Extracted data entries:
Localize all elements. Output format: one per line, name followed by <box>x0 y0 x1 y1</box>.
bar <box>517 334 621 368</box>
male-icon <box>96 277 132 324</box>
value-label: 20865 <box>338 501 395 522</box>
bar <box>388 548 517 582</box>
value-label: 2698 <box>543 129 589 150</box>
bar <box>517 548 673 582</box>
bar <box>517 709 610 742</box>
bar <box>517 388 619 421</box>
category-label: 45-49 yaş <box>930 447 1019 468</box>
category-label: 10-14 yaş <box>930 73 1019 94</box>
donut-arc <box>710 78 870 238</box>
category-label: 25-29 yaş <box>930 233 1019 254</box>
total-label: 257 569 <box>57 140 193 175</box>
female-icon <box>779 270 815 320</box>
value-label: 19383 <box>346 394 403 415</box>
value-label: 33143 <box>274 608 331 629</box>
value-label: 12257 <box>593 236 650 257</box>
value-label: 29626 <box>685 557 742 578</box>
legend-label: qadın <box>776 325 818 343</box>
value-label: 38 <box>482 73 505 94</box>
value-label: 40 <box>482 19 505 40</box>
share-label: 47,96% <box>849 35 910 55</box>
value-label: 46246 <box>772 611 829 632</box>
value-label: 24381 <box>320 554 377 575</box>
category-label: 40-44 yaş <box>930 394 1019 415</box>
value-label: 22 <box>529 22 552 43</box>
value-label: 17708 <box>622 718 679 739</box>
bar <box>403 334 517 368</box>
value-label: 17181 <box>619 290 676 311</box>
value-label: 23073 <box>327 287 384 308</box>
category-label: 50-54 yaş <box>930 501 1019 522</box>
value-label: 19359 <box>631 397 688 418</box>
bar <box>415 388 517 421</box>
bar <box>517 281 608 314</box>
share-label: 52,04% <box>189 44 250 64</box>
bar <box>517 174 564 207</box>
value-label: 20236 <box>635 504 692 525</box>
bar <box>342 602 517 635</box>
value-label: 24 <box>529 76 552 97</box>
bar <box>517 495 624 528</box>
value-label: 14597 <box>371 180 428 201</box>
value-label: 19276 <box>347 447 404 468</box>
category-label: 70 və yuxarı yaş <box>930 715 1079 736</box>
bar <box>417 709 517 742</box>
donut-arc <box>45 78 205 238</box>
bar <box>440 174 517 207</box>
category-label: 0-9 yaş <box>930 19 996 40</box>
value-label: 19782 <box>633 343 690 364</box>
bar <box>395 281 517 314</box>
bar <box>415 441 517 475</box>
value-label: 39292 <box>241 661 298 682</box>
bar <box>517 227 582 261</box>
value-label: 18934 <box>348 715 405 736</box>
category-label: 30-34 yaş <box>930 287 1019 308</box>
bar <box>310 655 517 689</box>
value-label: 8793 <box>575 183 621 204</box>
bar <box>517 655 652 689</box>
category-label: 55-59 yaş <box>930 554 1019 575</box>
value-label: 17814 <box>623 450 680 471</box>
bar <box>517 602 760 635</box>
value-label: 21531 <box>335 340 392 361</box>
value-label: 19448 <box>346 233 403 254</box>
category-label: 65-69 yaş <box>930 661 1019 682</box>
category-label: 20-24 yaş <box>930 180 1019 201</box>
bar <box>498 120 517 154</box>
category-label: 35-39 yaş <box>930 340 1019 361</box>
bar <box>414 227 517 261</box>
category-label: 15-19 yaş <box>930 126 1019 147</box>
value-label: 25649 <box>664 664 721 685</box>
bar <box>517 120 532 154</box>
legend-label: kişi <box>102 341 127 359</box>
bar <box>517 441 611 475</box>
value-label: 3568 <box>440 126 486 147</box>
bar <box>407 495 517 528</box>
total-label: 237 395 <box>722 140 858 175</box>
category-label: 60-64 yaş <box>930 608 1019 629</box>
---
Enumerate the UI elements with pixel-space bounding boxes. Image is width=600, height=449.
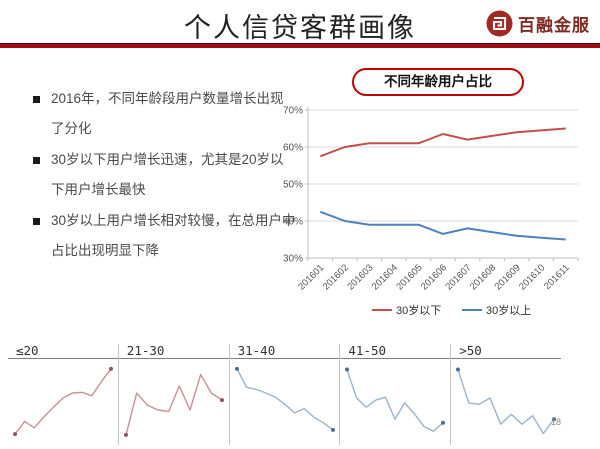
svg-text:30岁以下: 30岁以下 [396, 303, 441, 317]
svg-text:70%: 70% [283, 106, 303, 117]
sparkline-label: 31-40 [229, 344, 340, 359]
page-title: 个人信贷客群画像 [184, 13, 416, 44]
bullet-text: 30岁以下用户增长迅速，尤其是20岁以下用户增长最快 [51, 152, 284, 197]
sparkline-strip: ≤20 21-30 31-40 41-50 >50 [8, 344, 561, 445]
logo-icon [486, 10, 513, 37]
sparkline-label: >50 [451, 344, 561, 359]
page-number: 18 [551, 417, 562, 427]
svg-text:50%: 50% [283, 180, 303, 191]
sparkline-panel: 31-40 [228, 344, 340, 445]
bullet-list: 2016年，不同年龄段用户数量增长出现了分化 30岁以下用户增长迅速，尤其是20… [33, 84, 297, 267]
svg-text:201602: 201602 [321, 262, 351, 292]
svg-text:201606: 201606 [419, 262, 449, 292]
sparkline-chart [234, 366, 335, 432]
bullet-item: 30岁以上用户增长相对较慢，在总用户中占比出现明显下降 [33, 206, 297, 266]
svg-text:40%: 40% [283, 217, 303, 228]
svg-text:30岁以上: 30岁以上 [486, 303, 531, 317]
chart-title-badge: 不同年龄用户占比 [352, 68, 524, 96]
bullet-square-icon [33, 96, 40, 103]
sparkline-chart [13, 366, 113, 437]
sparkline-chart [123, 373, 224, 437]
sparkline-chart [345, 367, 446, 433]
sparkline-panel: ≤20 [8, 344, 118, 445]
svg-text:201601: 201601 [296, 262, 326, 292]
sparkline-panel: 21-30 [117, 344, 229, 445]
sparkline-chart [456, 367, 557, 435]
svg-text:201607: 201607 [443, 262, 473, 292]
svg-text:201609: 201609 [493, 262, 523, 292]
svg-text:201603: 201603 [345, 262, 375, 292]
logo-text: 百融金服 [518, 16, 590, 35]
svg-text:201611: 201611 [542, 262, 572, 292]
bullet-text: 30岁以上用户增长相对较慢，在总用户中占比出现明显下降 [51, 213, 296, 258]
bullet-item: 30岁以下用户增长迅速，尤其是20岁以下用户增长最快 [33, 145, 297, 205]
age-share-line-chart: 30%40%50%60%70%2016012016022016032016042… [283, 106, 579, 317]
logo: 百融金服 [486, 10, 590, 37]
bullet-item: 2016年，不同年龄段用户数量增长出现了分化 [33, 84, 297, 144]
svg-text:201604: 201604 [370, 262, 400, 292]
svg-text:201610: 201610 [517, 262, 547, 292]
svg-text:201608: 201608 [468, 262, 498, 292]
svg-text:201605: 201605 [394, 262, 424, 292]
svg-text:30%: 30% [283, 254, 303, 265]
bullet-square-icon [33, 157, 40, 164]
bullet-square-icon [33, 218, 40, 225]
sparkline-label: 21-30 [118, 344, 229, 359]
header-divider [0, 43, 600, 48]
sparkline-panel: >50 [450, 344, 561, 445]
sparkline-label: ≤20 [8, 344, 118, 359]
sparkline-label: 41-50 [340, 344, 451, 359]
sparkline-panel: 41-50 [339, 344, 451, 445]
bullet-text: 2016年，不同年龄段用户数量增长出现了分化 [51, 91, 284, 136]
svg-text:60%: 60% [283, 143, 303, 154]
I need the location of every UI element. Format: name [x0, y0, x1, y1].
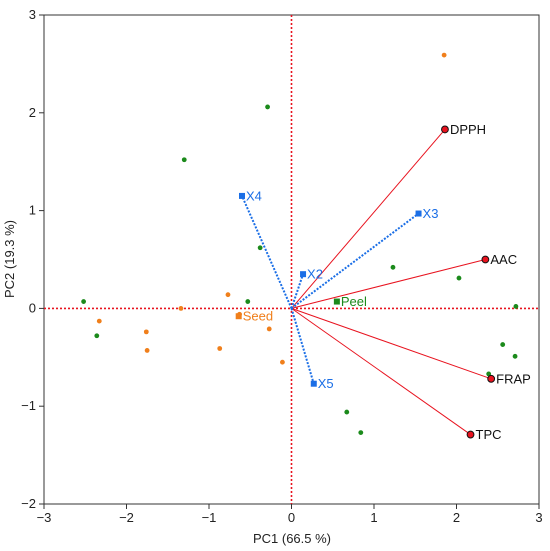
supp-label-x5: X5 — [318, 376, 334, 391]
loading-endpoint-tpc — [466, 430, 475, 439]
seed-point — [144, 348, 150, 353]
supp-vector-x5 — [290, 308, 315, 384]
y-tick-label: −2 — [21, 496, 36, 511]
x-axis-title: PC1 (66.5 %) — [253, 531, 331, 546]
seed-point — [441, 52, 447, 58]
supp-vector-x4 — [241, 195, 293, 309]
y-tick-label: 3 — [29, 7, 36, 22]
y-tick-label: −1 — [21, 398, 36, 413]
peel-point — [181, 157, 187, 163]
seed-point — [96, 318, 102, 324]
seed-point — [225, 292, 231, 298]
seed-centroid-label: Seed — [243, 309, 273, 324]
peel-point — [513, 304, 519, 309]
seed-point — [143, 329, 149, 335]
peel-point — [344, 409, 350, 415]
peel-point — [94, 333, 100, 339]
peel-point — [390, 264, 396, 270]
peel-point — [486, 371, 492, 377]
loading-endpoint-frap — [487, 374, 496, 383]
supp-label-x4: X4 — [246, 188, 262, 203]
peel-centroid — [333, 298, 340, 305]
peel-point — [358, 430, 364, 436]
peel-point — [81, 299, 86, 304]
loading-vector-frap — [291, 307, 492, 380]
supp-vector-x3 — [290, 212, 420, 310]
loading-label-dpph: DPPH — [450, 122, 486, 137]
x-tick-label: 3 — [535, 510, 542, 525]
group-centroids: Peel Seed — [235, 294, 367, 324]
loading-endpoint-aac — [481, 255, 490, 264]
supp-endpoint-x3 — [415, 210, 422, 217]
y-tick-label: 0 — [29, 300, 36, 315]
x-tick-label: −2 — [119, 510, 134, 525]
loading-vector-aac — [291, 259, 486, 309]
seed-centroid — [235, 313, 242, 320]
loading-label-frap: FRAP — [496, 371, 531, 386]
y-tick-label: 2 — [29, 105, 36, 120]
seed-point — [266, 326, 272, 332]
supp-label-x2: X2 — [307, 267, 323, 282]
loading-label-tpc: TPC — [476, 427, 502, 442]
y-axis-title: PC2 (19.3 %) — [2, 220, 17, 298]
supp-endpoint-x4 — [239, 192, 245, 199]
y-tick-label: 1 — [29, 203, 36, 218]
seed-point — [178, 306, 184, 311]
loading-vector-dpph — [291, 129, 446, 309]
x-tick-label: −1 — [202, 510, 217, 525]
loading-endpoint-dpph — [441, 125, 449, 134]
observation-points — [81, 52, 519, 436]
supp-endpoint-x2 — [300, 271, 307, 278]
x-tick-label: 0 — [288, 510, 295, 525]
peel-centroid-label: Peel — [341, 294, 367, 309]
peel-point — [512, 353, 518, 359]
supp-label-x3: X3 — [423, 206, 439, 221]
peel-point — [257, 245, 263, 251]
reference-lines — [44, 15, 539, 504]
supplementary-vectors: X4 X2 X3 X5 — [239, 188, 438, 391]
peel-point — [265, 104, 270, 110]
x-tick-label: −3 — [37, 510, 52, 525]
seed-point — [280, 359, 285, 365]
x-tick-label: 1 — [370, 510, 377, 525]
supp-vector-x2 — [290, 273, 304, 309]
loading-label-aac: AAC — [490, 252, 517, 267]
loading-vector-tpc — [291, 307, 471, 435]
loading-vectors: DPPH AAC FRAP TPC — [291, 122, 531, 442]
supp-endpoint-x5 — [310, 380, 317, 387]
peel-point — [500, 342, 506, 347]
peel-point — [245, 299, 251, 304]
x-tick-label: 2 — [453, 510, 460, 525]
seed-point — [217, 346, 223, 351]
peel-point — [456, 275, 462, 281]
---
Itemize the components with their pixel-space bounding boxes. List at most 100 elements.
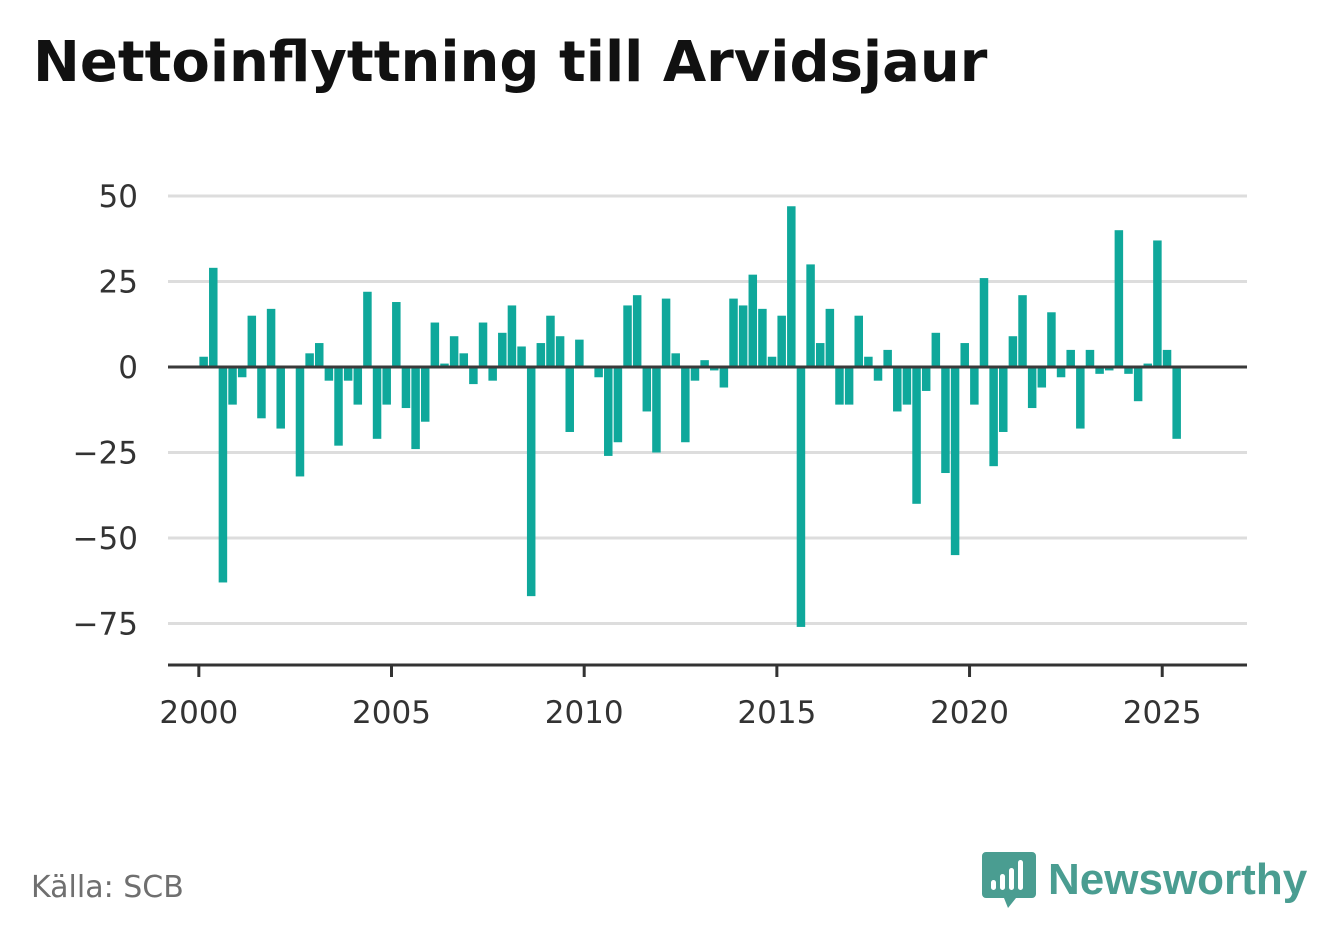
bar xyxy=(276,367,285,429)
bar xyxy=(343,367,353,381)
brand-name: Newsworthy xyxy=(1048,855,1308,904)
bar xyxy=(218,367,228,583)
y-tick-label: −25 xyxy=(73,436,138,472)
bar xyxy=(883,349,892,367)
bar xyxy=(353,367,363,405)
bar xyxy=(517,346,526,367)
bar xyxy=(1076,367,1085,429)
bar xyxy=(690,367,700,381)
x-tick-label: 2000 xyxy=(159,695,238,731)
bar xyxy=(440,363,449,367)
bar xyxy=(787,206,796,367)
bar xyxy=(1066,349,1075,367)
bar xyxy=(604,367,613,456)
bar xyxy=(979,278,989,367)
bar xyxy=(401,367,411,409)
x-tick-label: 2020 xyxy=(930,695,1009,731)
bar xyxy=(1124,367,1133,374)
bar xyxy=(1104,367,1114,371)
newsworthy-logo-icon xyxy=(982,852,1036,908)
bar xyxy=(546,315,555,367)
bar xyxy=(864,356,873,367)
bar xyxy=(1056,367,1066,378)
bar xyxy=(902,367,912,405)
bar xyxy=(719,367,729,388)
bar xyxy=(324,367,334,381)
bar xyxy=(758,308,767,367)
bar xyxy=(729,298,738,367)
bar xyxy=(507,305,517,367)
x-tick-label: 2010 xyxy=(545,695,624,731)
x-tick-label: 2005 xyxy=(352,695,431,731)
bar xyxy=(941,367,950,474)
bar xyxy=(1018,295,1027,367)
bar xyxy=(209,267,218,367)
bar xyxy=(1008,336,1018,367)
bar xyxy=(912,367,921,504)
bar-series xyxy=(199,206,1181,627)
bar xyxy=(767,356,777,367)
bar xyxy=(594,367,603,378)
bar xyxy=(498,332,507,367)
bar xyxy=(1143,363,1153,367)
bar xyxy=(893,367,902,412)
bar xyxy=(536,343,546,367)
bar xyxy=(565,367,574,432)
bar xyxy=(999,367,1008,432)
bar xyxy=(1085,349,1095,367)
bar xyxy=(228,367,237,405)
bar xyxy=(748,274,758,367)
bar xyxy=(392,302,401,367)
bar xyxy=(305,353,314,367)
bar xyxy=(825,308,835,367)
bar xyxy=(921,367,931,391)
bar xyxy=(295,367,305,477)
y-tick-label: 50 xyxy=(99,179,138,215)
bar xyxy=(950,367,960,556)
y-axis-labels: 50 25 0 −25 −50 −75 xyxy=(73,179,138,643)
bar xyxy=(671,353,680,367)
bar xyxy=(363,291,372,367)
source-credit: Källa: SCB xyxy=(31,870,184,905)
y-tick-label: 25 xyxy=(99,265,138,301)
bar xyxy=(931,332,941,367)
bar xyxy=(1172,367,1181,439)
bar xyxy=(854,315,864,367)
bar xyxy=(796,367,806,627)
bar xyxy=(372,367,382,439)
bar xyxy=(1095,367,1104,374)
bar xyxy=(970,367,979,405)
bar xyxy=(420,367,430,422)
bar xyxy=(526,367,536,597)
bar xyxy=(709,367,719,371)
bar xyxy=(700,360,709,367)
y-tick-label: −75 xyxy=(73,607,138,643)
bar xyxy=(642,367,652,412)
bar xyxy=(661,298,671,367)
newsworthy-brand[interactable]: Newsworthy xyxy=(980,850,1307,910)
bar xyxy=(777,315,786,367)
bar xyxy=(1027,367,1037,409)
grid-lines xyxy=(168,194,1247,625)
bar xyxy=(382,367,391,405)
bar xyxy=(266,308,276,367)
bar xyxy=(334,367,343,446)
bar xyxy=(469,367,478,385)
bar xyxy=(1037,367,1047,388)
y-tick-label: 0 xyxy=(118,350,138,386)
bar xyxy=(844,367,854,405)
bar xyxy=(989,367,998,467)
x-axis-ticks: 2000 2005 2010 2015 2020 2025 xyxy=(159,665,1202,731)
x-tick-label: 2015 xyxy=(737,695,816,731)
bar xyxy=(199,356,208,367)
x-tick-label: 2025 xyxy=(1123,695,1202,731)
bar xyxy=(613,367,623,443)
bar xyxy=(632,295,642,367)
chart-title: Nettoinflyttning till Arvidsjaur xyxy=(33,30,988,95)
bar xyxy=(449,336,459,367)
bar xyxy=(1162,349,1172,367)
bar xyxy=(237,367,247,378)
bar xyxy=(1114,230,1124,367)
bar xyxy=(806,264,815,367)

▸ **Task details**: Write out the lines between the line holding "bar xyxy=(276,367,285,429)" and the line holding "bar xyxy=(507,305,517,367)", inclusive.

▸ **The reply**:
bar xyxy=(276,367,285,429)
bar xyxy=(343,367,353,381)
brand-name: Newsworthy xyxy=(1048,855,1308,904)
bar xyxy=(218,367,228,583)
y-tick-label: −25 xyxy=(73,436,138,472)
bar xyxy=(883,349,892,367)
bar xyxy=(353,367,363,405)
bar xyxy=(517,346,526,367)
bar xyxy=(1076,367,1085,429)
bar xyxy=(690,367,700,381)
x-tick-label: 2000 xyxy=(159,695,238,731)
bar xyxy=(440,363,449,367)
bar xyxy=(787,206,796,367)
bar xyxy=(1066,349,1075,367)
bar xyxy=(604,367,613,456)
bar xyxy=(979,278,989,367)
bar xyxy=(401,367,411,409)
x-tick-label: 2020 xyxy=(930,695,1009,731)
bar xyxy=(1124,367,1133,374)
bar xyxy=(1104,367,1114,371)
newsworthy-logo-icon xyxy=(982,852,1036,908)
bar xyxy=(546,315,555,367)
bar xyxy=(864,356,873,367)
bar xyxy=(1056,367,1066,378)
bar xyxy=(902,367,912,405)
bar xyxy=(719,367,729,388)
bar xyxy=(324,367,334,381)
bar xyxy=(758,308,767,367)
bar xyxy=(729,298,738,367)
bar xyxy=(507,305,517,367)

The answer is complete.